TASK DIRECTIONS — Skip the images and copy each record exactly as written.

EXCERPTED RECORDS —
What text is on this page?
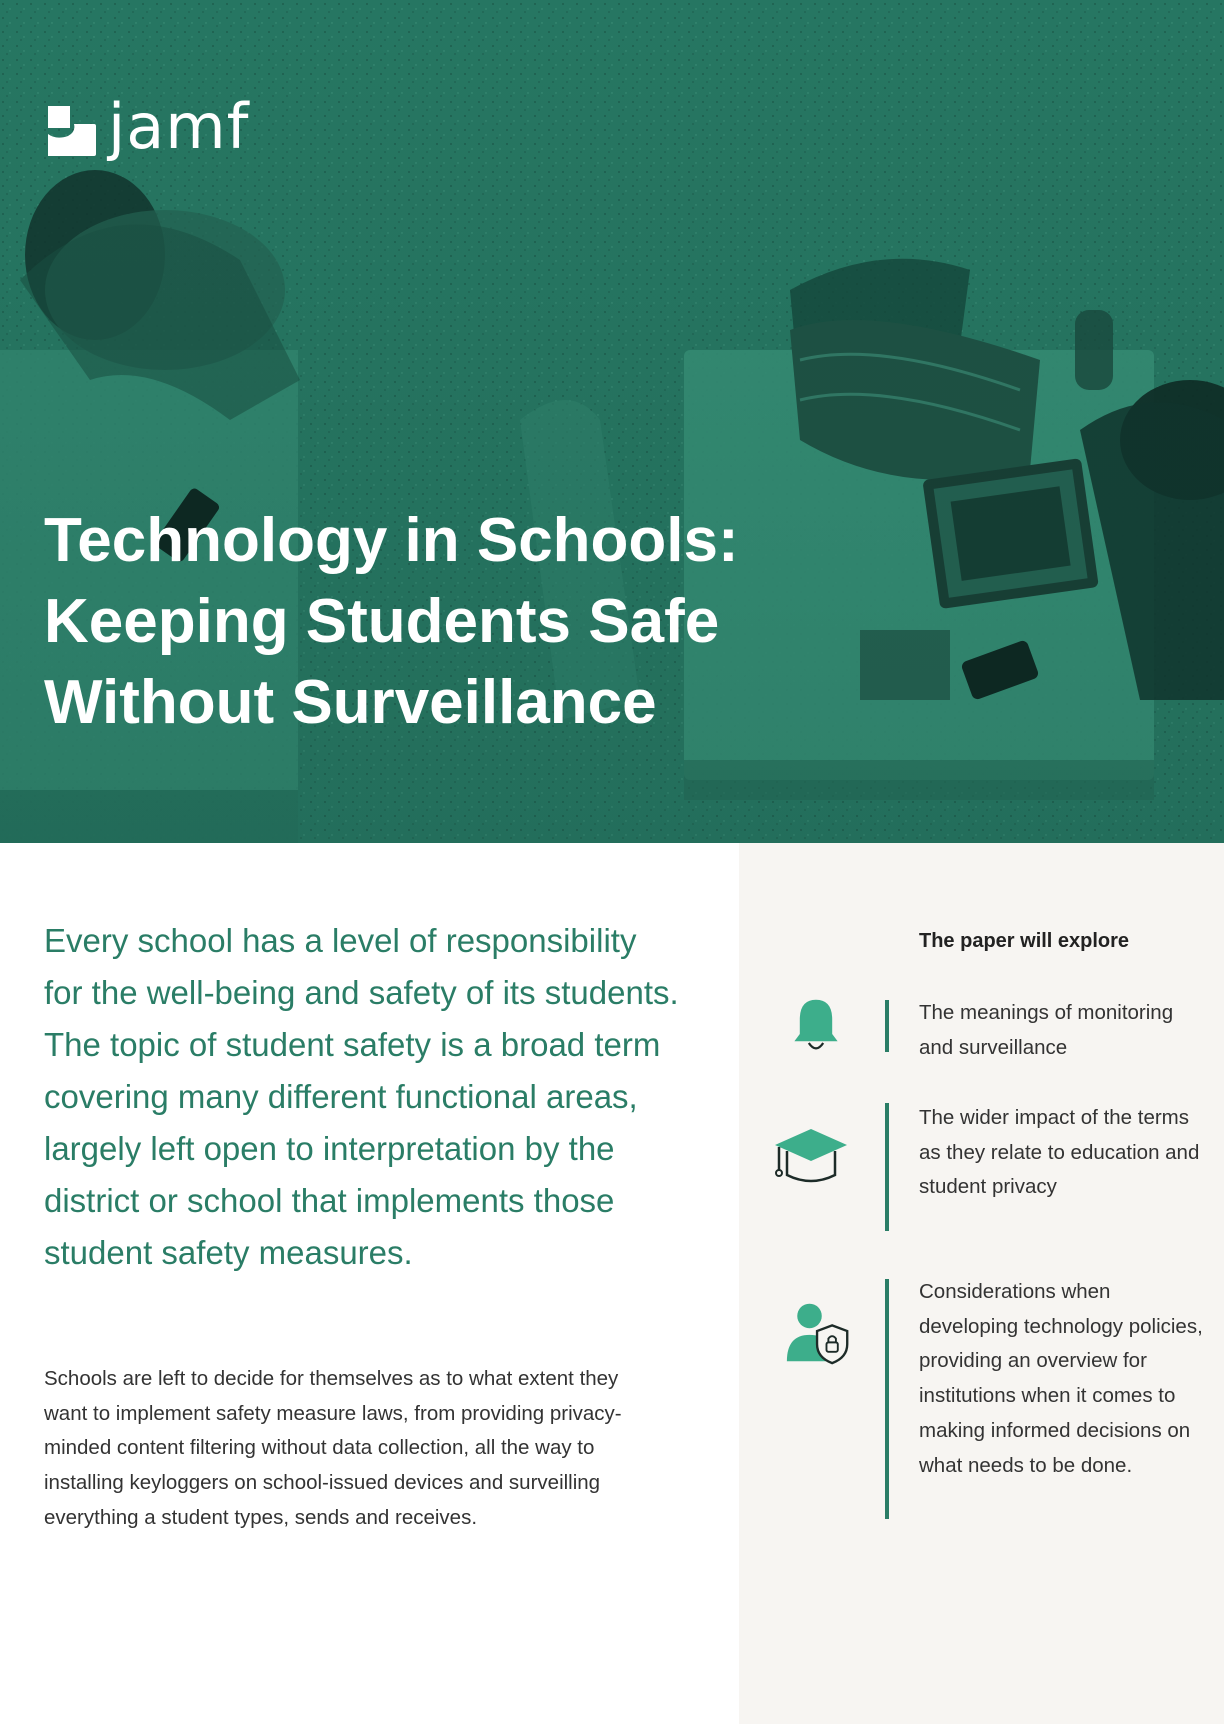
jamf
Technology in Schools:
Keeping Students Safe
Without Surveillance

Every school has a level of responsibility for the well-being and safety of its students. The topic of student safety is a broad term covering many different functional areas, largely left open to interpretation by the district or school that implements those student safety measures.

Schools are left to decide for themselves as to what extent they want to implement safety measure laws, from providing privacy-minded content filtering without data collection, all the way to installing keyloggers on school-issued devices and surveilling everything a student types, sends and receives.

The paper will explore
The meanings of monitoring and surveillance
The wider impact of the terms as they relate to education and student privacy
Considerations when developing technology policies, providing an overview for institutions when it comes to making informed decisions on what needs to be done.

TASK OUTPUT —
What text is on this page?
jamf
Technology in Schools:
Keeping Students Safe
Without Surveillance

Every school has a level of responsibility for the well-being and safety of its students. The topic of student safety is a broad term covering many different functional areas, largely left open to interpretation by the district or school that implements those student safety measures.

Schools are left to decide for themselves as to what extent they want to implement safety measure laws, from providing privacy-minded content filtering without data collection, all the way to installing keyloggers on school-issued devices and surveilling everything a student types, sends and receives.

The paper will explore
The meanings of monitoring and surveillance
The wider impact of the terms as they relate to education and student privacy
Considerations when developing technology policies, providing an overview for institutions when it comes to making informed decisions on what needs to be done.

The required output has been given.